**Aim**: Look through the material below. Copy each line that contains the string "Southern".

**Entries**:
(begin)

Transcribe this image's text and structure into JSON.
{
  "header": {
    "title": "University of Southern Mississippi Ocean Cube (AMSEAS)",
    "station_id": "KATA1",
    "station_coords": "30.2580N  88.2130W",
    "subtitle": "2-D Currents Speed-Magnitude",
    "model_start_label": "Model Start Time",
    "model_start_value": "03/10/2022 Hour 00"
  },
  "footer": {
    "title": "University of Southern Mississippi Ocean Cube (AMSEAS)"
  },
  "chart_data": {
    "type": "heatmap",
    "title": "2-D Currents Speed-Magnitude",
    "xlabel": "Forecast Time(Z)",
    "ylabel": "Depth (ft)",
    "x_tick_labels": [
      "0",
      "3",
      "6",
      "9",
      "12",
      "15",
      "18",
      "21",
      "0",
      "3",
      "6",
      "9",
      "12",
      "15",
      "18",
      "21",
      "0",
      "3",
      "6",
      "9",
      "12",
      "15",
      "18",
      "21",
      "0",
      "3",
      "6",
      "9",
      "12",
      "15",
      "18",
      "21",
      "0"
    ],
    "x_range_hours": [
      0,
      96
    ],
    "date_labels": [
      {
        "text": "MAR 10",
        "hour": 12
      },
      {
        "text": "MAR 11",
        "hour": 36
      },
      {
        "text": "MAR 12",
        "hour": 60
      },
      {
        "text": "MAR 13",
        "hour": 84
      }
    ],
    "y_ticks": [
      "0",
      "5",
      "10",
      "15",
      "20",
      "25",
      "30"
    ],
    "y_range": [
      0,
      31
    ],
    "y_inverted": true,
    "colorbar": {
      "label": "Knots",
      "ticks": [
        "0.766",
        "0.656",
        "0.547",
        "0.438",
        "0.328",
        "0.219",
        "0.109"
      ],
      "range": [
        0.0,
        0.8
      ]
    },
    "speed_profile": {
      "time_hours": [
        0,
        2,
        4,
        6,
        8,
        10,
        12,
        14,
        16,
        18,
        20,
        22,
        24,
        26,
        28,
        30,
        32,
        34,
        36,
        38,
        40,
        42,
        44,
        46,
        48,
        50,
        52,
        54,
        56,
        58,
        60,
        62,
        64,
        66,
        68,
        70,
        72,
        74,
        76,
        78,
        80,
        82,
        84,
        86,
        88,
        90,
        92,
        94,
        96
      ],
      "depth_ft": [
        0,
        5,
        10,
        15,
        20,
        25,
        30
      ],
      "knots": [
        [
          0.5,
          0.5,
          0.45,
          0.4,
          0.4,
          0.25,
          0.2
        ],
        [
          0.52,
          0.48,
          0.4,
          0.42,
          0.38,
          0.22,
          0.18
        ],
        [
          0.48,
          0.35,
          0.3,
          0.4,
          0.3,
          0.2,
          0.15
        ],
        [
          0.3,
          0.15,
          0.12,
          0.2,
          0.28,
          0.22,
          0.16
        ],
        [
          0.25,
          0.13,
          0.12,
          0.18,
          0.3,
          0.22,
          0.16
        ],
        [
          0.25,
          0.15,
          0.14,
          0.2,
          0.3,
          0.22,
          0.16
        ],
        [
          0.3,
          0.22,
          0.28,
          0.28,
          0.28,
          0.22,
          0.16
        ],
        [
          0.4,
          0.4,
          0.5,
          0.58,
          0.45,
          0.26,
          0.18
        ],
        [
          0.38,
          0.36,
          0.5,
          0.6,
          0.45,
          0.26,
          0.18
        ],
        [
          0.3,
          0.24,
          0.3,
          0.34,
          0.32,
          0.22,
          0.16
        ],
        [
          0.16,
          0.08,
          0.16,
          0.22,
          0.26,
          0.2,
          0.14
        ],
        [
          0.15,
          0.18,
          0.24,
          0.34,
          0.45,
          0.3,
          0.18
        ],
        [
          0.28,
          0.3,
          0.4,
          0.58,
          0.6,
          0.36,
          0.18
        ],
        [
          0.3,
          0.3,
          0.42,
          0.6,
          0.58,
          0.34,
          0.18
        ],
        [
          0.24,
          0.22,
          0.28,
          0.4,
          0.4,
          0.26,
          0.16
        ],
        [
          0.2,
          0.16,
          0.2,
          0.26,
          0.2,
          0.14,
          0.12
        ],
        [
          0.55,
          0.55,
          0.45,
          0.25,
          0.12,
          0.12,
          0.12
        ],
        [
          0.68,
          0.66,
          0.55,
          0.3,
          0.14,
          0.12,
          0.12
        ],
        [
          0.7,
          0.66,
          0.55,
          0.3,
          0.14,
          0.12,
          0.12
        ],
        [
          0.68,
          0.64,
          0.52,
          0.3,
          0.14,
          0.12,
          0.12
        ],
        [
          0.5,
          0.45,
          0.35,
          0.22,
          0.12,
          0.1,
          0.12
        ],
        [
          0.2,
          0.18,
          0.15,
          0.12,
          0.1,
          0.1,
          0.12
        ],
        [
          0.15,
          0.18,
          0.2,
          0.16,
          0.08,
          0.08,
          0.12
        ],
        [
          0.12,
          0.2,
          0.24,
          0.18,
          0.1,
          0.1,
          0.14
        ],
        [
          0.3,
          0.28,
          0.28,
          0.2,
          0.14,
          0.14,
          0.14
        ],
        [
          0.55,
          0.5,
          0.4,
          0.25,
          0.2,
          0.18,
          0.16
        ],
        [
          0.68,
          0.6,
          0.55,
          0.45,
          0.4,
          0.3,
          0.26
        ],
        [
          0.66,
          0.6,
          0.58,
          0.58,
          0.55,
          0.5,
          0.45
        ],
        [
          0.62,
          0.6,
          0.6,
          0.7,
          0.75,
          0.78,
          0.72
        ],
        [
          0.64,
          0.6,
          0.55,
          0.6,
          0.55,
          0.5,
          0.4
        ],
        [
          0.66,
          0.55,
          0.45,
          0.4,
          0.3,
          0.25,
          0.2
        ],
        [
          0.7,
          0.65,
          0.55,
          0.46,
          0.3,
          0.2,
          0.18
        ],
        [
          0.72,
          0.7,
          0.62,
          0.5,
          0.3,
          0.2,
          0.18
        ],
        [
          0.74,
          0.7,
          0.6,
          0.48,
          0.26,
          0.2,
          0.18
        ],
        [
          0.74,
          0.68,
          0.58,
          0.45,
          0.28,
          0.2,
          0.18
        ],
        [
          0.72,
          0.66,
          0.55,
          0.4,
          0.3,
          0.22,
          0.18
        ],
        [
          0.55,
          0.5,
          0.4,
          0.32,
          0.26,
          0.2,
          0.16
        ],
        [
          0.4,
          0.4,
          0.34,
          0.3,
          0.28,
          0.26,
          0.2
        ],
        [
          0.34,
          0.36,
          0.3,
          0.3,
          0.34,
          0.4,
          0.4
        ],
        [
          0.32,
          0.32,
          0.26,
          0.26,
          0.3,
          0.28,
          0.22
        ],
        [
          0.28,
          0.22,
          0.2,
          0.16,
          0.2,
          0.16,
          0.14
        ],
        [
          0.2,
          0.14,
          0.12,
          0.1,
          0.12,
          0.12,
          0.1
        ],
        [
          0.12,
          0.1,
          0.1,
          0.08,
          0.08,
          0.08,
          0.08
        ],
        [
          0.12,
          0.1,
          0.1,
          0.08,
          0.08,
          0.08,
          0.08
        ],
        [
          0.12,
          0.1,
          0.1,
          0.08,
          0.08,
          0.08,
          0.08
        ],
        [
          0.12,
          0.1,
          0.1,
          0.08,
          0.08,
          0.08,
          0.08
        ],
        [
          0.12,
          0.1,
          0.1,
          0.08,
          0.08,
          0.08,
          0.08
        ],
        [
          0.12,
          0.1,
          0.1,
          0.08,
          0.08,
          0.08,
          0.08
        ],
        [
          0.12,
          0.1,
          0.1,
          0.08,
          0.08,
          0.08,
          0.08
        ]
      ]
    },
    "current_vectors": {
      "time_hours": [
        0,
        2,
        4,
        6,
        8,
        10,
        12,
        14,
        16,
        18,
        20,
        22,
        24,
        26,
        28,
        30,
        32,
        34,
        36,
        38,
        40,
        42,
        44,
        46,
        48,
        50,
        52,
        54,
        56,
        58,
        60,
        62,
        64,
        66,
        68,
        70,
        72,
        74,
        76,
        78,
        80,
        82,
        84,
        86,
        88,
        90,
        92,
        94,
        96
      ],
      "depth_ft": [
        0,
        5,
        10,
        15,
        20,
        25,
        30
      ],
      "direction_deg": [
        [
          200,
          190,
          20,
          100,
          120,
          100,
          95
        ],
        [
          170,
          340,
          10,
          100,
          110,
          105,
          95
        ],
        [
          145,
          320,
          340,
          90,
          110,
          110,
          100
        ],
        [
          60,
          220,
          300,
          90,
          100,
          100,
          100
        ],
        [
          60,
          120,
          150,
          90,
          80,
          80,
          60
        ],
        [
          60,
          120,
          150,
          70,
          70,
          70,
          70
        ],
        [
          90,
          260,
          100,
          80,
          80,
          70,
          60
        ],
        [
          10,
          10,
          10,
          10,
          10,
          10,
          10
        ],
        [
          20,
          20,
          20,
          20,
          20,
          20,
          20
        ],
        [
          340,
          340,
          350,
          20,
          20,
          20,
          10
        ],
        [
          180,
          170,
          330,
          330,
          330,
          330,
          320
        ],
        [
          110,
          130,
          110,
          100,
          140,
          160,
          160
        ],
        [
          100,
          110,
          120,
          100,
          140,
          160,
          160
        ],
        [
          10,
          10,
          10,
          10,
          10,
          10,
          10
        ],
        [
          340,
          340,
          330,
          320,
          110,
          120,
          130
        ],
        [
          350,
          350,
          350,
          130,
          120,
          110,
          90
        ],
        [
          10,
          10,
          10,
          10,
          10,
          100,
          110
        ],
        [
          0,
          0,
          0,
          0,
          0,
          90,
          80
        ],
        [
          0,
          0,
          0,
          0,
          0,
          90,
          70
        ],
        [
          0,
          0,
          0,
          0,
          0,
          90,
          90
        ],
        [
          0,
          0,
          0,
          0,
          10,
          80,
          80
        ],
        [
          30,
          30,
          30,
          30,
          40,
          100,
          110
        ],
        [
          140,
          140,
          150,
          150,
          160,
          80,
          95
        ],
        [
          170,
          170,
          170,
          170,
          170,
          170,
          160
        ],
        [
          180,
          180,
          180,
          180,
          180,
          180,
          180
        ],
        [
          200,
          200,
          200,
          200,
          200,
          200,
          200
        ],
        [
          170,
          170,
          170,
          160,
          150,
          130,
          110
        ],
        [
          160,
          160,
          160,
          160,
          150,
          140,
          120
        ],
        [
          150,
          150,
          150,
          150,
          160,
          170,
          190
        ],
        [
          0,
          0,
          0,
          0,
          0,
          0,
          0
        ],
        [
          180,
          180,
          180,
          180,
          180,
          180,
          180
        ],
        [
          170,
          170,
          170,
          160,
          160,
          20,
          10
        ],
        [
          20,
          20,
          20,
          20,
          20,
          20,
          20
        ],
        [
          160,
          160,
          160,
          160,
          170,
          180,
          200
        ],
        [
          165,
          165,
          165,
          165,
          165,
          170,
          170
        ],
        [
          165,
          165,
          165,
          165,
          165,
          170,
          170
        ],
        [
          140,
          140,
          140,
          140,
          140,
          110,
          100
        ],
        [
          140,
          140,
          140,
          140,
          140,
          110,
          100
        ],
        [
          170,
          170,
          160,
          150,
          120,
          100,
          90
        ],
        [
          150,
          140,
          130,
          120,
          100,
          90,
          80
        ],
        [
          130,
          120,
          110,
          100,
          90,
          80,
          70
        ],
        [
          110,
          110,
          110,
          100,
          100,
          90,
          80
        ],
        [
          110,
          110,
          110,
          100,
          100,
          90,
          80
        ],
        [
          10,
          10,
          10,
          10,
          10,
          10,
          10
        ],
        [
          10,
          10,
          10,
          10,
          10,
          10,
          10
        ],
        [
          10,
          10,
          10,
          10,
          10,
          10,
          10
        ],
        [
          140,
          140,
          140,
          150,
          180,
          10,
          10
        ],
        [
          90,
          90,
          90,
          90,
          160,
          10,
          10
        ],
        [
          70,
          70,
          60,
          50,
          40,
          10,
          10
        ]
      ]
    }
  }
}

(end)

**Reply**:
    "title": "University of Southern Mississippi Ocean Cube (AMSEAS)",
    "title": "University of Southern Mississippi Ocean Cube (AMSEAS)"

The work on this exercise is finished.